_What is needed_
Find the string "transcripts" in the data, then copy every line where it is found.

_Records shown_
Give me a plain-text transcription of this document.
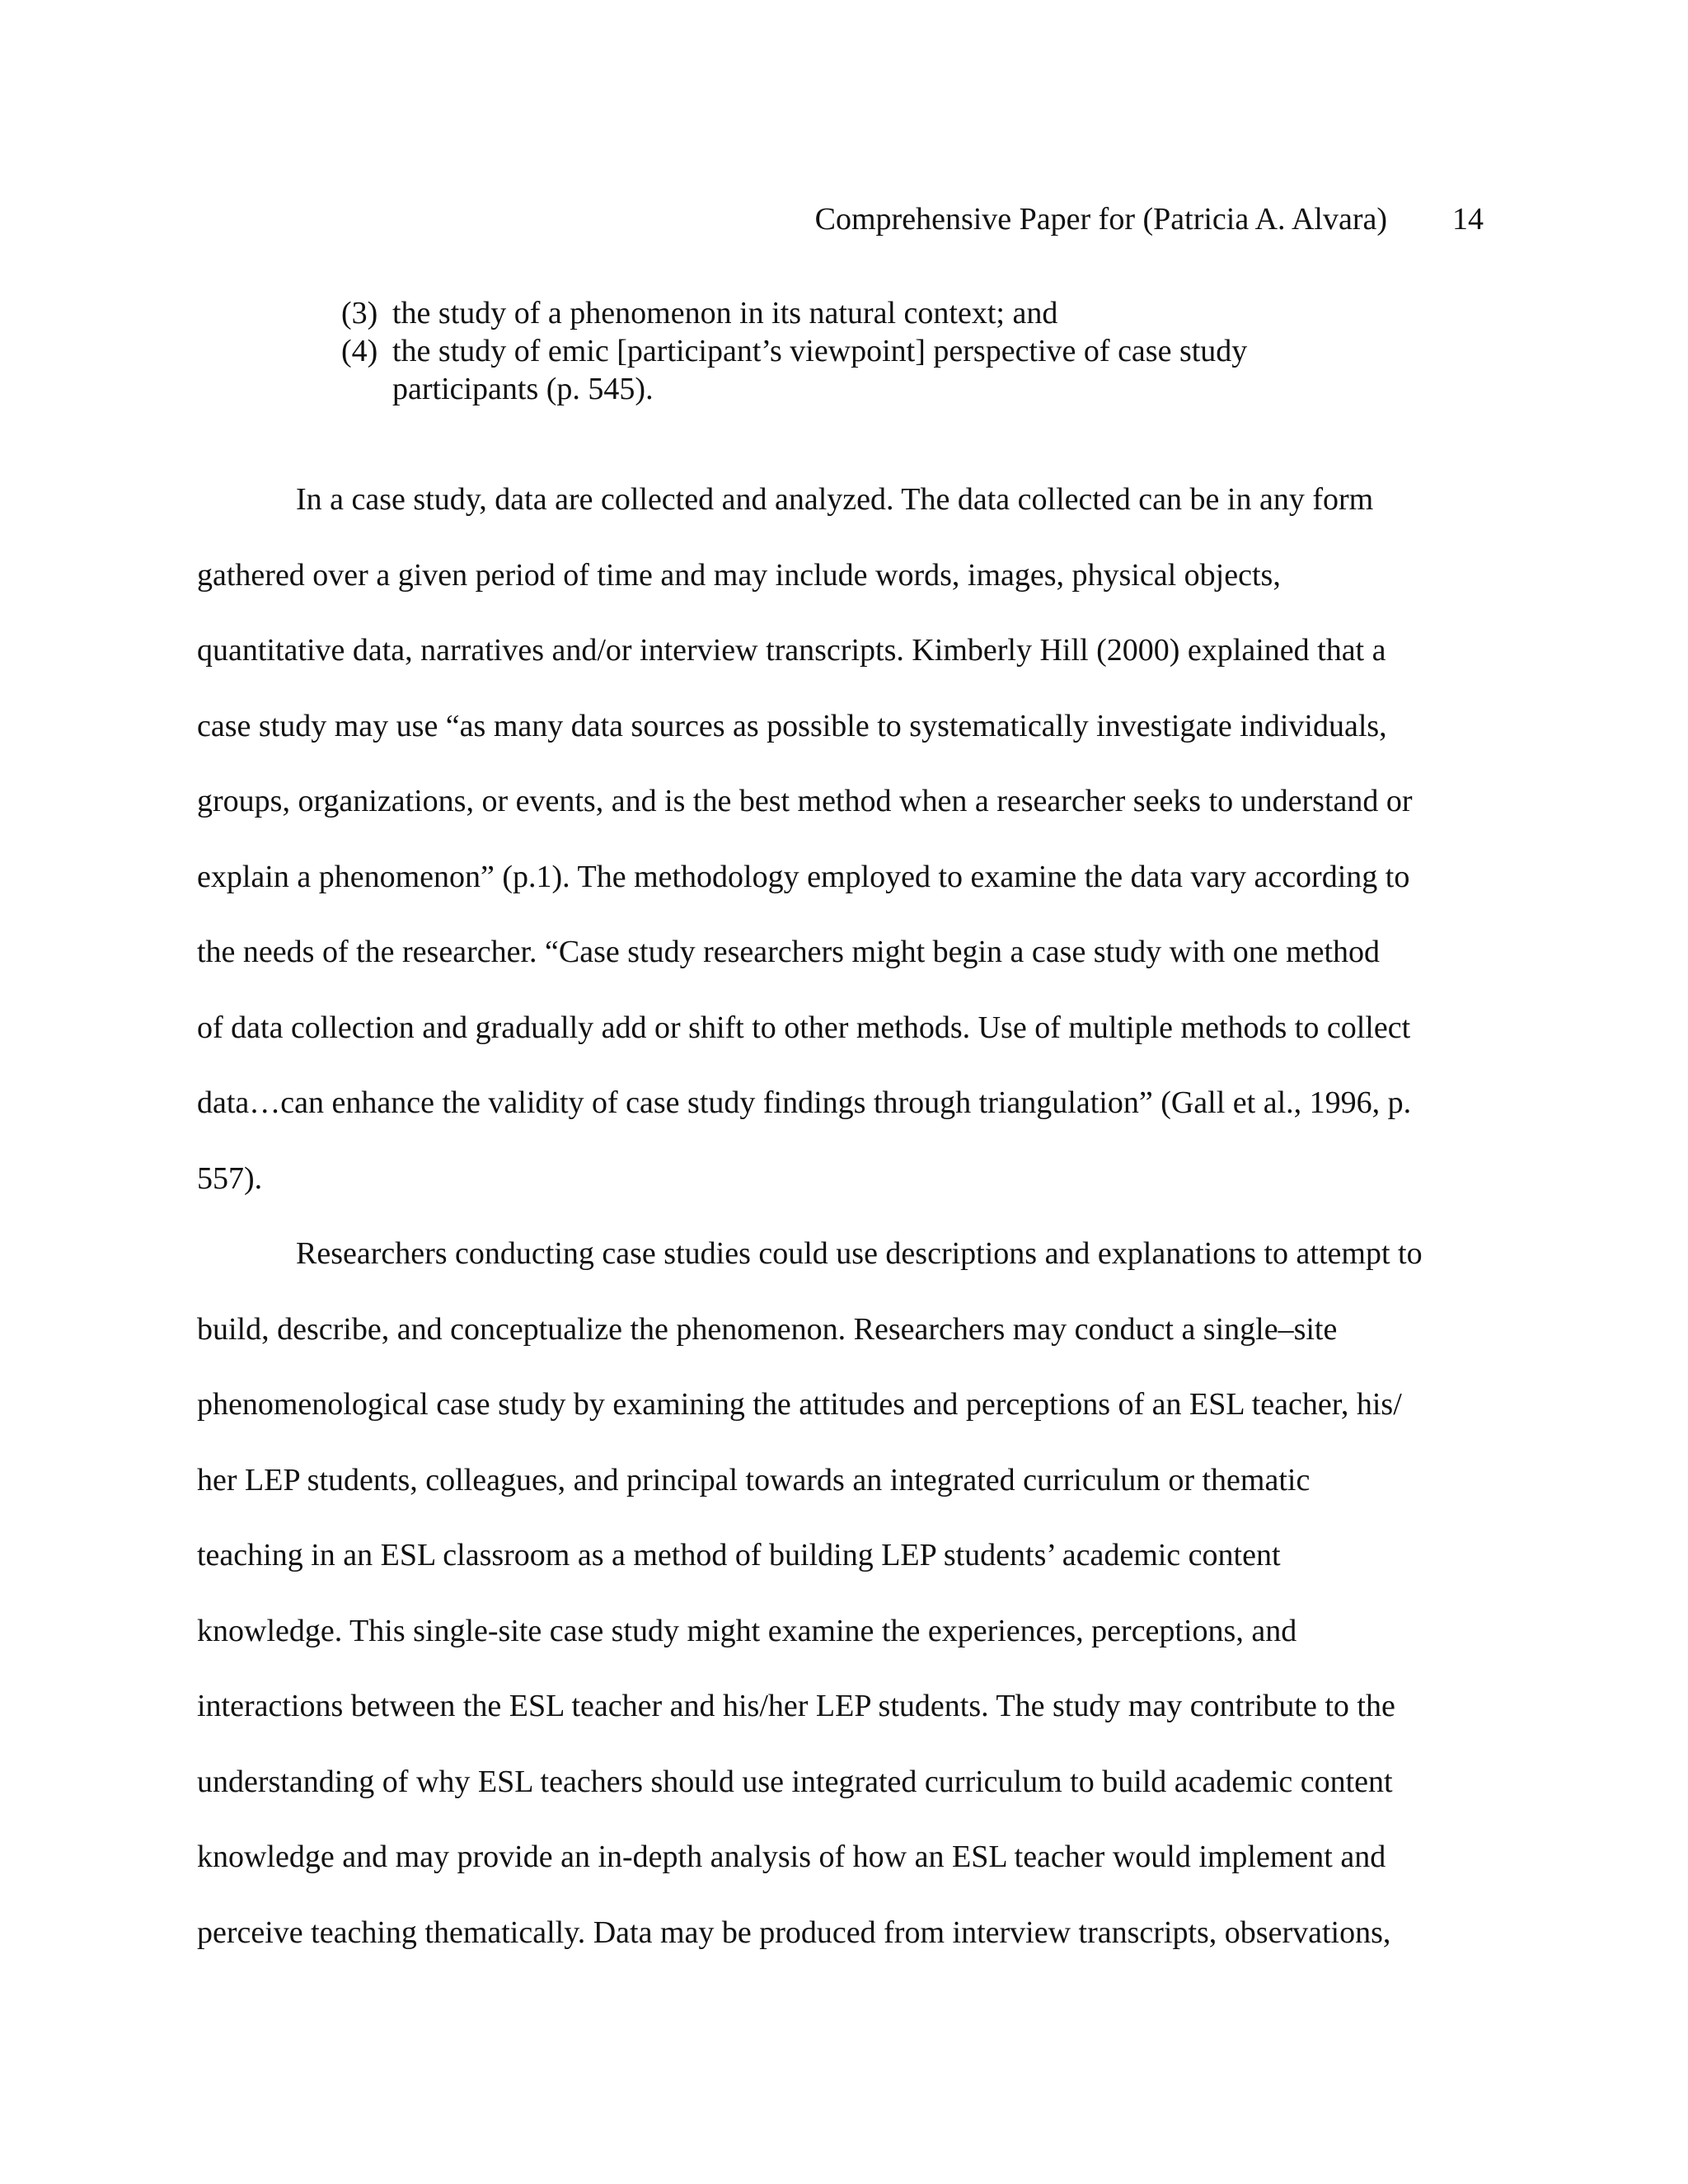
Comprehensive Paper for (Patricia A. Alvara) 14
(3) the study of a phenomenon in its natural context; and
(4) the study of emic [participant’s viewpoint] perspective of case study
participants (p. 545).
In a case study, data are collected and analyzed. The data collected can be in any form
gathered over a given period of time and may include words, images, physical objects,
quantitative data, narratives and/or interview transcripts. Kimberly Hill (2000) explained that a
case study may use “as many data sources as possible to systematically investigate individuals,
groups, organizations, or events, and is the best method when a researcher seeks to understand or
explain a phenomenon” (p.1). The methodology employed to examine the data vary according to
the needs of the researcher. “Case study researchers might begin a case study with one method
of data collection and gradually add or shift to other methods. Use of multiple methods to collect
data…can enhance the validity of case study findings through triangulation” (Gall et al., 1996, p.
557).
Researchers conducting case studies could use descriptions and explanations to attempt to
build, describe, and conceptualize the phenomenon. Researchers may conduct a single–site
phenomenological case study by examining the attitudes and perceptions of an ESL teacher, his/
her LEP students, colleagues, and principal towards an integrated curriculum or thematic
teaching in an ESL classroom as a method of building LEP students’ academic content
knowledge. This single-site case study might examine the experiences, perceptions, and
interactions between the ESL teacher and his/her LEP students. The study may contribute to the
understanding of why ESL teachers should use integrated curriculum to build academic content
knowledge and may provide an in-depth analysis of how an ESL teacher would implement and
perceive teaching thematically. Data may be produced from interview transcripts, observations,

_Exercise output_
quantitative data, narratives and/or interview transcripts. Kimberly Hill (2000) explained that a
perceive teaching thematically. Data may be produced from interview transcripts, observations,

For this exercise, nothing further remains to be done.